Data entries:
○ ○ ○ ○ ○

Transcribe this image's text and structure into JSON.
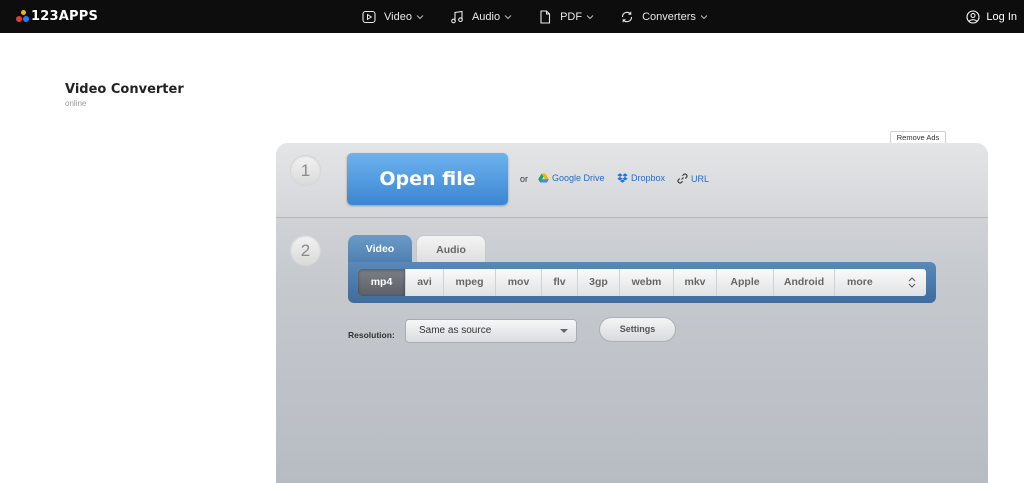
{
  "brand": {
    "name": "123APPS"
  },
  "nav": {
    "items": [
      {
        "label": "Video",
        "icon": "video-icon"
      },
      {
        "label": "Audio",
        "icon": "music-note-icon"
      },
      {
        "label": "PDF",
        "icon": "document-icon"
      },
      {
        "label": "Converters",
        "icon": "convert-arrows-icon"
      }
    ],
    "login_label": "Log In"
  },
  "page": {
    "title": "Video Converter",
    "subtitle": "online",
    "remove_ads": "Remove Ads"
  },
  "step1": {
    "number": "1",
    "open_file_label": "Open file",
    "or_text": "or",
    "sources": [
      {
        "label": "Google Drive",
        "icon": "google-drive-icon"
      },
      {
        "label": "Dropbox",
        "icon": "dropbox-icon"
      },
      {
        "label": "URL",
        "icon": "link-icon"
      }
    ]
  },
  "step2": {
    "number": "2",
    "tabs": [
      "Video",
      "Audio"
    ],
    "active_tab": "Video",
    "formats": [
      "mp4",
      "avi",
      "mpeg",
      "mov",
      "flv",
      "3gp",
      "webm",
      "mkv",
      "Apple",
      "Android",
      "more"
    ],
    "active_format": "mp4",
    "resolution_label": "Resolution:",
    "resolution_value": "Same as source",
    "settings_label": "Settings"
  },
  "colors": {
    "topbar_bg": "#0d0d0d",
    "open_file_blue": "#4a93dd",
    "link_blue": "#2a6cc0",
    "format_strip_blue": "#4d7fb0"
  }
}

○ ○ ○ ○ ○

### Task description
Repeat each entry precisely as it appears. Leave the pictures out.

### Answer to this problem
Transcribe this image's text and structure into JSON.
{
  "brand": {
    "name": "123APPS"
  },
  "nav": {
    "items": [
      {
        "label": "Video",
        "icon": "video-icon"
      },
      {
        "label": "Audio",
        "icon": "music-note-icon"
      },
      {
        "label": "PDF",
        "icon": "document-icon"
      },
      {
        "label": "Converters",
        "icon": "convert-arrows-icon"
      }
    ],
    "login_label": "Log In"
  },
  "page": {
    "title": "Video Converter",
    "subtitle": "online",
    "remove_ads": "Remove Ads"
  },
  "step1": {
    "number": "1",
    "open_file_label": "Open file",
    "or_text": "or",
    "sources": [
      {
        "label": "Google Drive",
        "icon": "google-drive-icon"
      },
      {
        "label": "Dropbox",
        "icon": "dropbox-icon"
      },
      {
        "label": "URL",
        "icon": "link-icon"
      }
    ]
  },
  "step2": {
    "number": "2",
    "tabs": [
      "Video",
      "Audio"
    ],
    "active_tab": "Video",
    "formats": [
      "mp4",
      "avi",
      "mpeg",
      "mov",
      "flv",
      "3gp",
      "webm",
      "mkv",
      "Apple",
      "Android",
      "more"
    ],
    "active_format": "mp4",
    "resolution_label": "Resolution:",
    "resolution_value": "Same as source",
    "settings_label": "Settings"
  },
  "colors": {
    "topbar_bg": "#0d0d0d",
    "open_file_blue": "#4a93dd",
    "link_blue": "#2a6cc0",
    "format_strip_blue": "#4d7fb0"
  }
}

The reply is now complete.